**Given instruction**. Reading the listing below, count the lines that contain the word "регулируемой" and give that count alone.

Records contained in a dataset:

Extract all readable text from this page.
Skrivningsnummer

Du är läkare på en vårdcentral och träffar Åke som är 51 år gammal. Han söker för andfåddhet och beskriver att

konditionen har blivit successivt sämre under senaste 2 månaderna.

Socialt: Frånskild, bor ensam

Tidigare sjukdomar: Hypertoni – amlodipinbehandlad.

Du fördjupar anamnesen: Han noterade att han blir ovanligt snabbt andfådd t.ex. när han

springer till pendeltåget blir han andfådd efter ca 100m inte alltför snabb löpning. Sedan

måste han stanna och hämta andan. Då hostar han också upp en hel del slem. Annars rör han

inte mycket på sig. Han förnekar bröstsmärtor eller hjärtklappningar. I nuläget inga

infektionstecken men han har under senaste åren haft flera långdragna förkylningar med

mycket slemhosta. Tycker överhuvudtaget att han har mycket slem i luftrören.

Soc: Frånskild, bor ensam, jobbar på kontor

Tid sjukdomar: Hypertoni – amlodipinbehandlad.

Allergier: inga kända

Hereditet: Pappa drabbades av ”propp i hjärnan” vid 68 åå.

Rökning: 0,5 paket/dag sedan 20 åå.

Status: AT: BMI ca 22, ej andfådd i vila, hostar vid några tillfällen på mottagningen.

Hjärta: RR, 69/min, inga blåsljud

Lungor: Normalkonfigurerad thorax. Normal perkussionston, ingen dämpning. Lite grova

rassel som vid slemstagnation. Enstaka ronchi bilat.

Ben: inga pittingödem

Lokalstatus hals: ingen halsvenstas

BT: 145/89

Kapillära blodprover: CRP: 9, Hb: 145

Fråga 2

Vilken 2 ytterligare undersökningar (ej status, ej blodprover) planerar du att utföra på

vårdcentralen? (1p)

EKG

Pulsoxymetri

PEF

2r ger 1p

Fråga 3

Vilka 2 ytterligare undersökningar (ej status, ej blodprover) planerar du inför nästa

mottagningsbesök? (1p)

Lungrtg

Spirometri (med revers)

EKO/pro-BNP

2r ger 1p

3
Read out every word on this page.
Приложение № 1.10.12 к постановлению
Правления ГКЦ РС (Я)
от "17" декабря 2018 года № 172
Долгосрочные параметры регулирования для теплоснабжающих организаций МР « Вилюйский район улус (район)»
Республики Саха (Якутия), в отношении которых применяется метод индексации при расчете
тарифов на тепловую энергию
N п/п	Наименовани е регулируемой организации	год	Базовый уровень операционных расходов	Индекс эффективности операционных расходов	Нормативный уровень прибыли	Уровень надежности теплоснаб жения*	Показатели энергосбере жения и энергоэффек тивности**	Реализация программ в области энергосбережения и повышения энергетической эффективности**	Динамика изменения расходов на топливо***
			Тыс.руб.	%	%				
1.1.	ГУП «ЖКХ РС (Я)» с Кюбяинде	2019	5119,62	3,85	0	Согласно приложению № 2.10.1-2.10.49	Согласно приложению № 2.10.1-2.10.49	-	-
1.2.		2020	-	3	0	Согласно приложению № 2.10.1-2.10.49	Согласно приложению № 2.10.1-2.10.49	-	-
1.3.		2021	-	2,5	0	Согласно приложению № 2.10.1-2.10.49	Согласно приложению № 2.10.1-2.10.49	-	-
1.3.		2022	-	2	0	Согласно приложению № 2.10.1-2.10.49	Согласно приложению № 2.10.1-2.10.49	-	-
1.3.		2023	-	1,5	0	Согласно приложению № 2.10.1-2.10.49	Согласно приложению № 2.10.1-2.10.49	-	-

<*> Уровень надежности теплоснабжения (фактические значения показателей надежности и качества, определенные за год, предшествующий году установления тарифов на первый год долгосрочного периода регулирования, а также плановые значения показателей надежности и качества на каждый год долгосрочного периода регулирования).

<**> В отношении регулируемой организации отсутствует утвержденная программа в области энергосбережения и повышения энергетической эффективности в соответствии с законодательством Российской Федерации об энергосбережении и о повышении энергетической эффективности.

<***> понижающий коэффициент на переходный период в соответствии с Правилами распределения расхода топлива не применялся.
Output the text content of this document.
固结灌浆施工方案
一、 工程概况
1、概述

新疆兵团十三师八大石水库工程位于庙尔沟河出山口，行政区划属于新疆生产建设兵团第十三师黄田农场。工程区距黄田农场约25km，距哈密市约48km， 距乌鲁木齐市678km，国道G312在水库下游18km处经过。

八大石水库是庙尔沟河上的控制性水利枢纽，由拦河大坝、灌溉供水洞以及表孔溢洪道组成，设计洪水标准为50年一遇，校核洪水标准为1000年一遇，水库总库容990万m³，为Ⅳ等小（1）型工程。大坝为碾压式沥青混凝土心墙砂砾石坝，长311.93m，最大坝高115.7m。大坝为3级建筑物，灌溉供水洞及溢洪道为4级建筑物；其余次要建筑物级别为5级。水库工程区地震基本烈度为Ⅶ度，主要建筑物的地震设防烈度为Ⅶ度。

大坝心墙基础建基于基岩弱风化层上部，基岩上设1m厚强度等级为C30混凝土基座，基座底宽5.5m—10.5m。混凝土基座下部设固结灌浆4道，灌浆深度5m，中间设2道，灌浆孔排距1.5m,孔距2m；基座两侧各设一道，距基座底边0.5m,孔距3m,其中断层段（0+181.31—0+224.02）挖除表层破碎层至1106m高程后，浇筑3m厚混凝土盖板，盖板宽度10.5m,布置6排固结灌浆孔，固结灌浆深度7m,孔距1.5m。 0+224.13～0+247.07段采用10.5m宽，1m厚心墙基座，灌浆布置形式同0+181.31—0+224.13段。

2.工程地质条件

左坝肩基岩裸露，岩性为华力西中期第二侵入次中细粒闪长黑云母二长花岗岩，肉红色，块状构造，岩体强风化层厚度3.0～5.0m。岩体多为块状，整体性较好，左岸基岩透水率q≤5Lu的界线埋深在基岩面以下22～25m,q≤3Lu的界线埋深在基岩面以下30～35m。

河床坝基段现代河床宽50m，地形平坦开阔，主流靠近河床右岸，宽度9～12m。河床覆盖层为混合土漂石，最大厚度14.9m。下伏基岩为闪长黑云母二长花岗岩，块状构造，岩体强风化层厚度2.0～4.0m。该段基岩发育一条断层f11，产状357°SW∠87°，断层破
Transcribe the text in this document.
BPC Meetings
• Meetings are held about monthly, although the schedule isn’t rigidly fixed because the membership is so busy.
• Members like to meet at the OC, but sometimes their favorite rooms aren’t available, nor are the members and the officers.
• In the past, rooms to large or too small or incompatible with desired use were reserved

**Exercise result**. 2